What you will do:
Pictures stay out of the copy; restate everything else in the material exactly.
○ ○ ○ ○ ○
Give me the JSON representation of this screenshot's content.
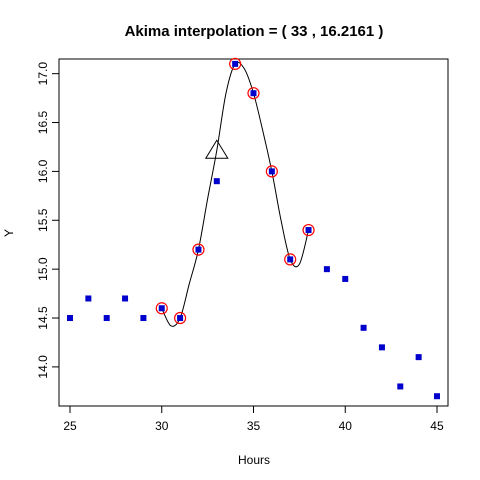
{
  "chart_data": {
    "type": "scatter",
    "title": "Akima interpolation = ( 33 , 16.2161 )",
    "xlabel": "Hours",
    "ylabel": "Y",
    "xlim": [
      24.4,
      45.6
    ],
    "ylim": [
      13.6,
      17.15
    ],
    "x_ticks": [
      25,
      30,
      35,
      40,
      45
    ],
    "x_tick_labels": [
      "25",
      "30",
      "35",
      "40",
      "45"
    ],
    "y_ticks": [
      14.0,
      14.5,
      15.0,
      15.5,
      16.0,
      16.5,
      17.0
    ],
    "y_tick_labels": [
      "14.0",
      "14.5",
      "15.0",
      "15.5",
      "16.0",
      "16.5",
      "17.0"
    ],
    "series": [
      {
        "marker": "filled-square",
        "color": "#0000cc",
        "x": [
          25,
          26,
          27,
          28,
          29,
          30,
          31,
          32,
          33,
          34,
          35,
          36,
          37,
          38,
          39,
          40,
          41,
          42,
          43,
          44,
          45
        ],
        "y": [
          14.5,
          14.7,
          14.5,
          14.7,
          14.5,
          14.6,
          14.5,
          15.2,
          15.9,
          17.1,
          16.8,
          16.0,
          15.1,
          15.4,
          15.0,
          14.9,
          14.4,
          14.2,
          13.8,
          14.1,
          13.7
        ]
      }
    ],
    "highlighted": {
      "marker": "open-circle",
      "color": "#ff0000",
      "x": [
        30,
        31,
        32,
        34,
        35,
        36,
        37,
        38
      ],
      "y": [
        14.6,
        14.5,
        15.2,
        17.1,
        16.8,
        16.0,
        15.1,
        15.4
      ]
    },
    "interpolation_curve": {
      "color": "#000000",
      "x": [
        30,
        30.5,
        31,
        31.5,
        32,
        32.5,
        33,
        33.5,
        34,
        34.5,
        35,
        35.5,
        36,
        36.5,
        37,
        37.5,
        38
      ],
      "y": [
        14.6,
        14.42,
        14.5,
        14.85,
        15.2,
        15.72,
        16.2161,
        16.8,
        17.1,
        17.05,
        16.8,
        16.42,
        16.0,
        15.5,
        15.1,
        15.05,
        15.4
      ]
    },
    "interpolated_point": {
      "marker": "open-triangle",
      "x": 33,
      "y": 16.2161
    }
  }
}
○ ○ ○ ○ ○
Result of the exercise:
Give me the JSON representation of this screenshot's content.
{
  "chart_data": {
    "type": "scatter",
    "title": "Akima interpolation = ( 33 , 16.2161 )",
    "xlabel": "Hours",
    "ylabel": "Y",
    "xlim": [
      24.4,
      45.6
    ],
    "ylim": [
      13.6,
      17.15
    ],
    "x_ticks": [
      25,
      30,
      35,
      40,
      45
    ],
    "x_tick_labels": [
      "25",
      "30",
      "35",
      "40",
      "45"
    ],
    "y_ticks": [
      14.0,
      14.5,
      15.0,
      15.5,
      16.0,
      16.5,
      17.0
    ],
    "y_tick_labels": [
      "14.0",
      "14.5",
      "15.0",
      "15.5",
      "16.0",
      "16.5",
      "17.0"
    ],
    "series": [
      {
        "marker": "filled-square",
        "color": "#0000cc",
        "x": [
          25,
          26,
          27,
          28,
          29,
          30,
          31,
          32,
          33,
          34,
          35,
          36,
          37,
          38,
          39,
          40,
          41,
          42,
          43,
          44,
          45
        ],
        "y": [
          14.5,
          14.7,
          14.5,
          14.7,
          14.5,
          14.6,
          14.5,
          15.2,
          15.9,
          17.1,
          16.8,
          16.0,
          15.1,
          15.4,
          15.0,
          14.9,
          14.4,
          14.2,
          13.8,
          14.1,
          13.7
        ]
      }
    ],
    "highlighted": {
      "marker": "open-circle",
      "color": "#ff0000",
      "x": [
        30,
        31,
        32,
        34,
        35,
        36,
        37,
        38
      ],
      "y": [
        14.6,
        14.5,
        15.2,
        17.1,
        16.8,
        16.0,
        15.1,
        15.4
      ]
    },
    "interpolation_curve": {
      "color": "#000000",
      "x": [
        30,
        30.5,
        31,
        31.5,
        32,
        32.5,
        33,
        33.5,
        34,
        34.5,
        35,
        35.5,
        36,
        36.5,
        37,
        37.5,
        38
      ],
      "y": [
        14.6,
        14.42,
        14.5,
        14.85,
        15.2,
        15.72,
        16.2161,
        16.8,
        17.1,
        17.05,
        16.8,
        16.42,
        16.0,
        15.5,
        15.1,
        15.05,
        15.4
      ]
    },
    "interpolated_point": {
      "marker": "open-triangle",
      "x": 33,
      "y": 16.2161
    }
  }
}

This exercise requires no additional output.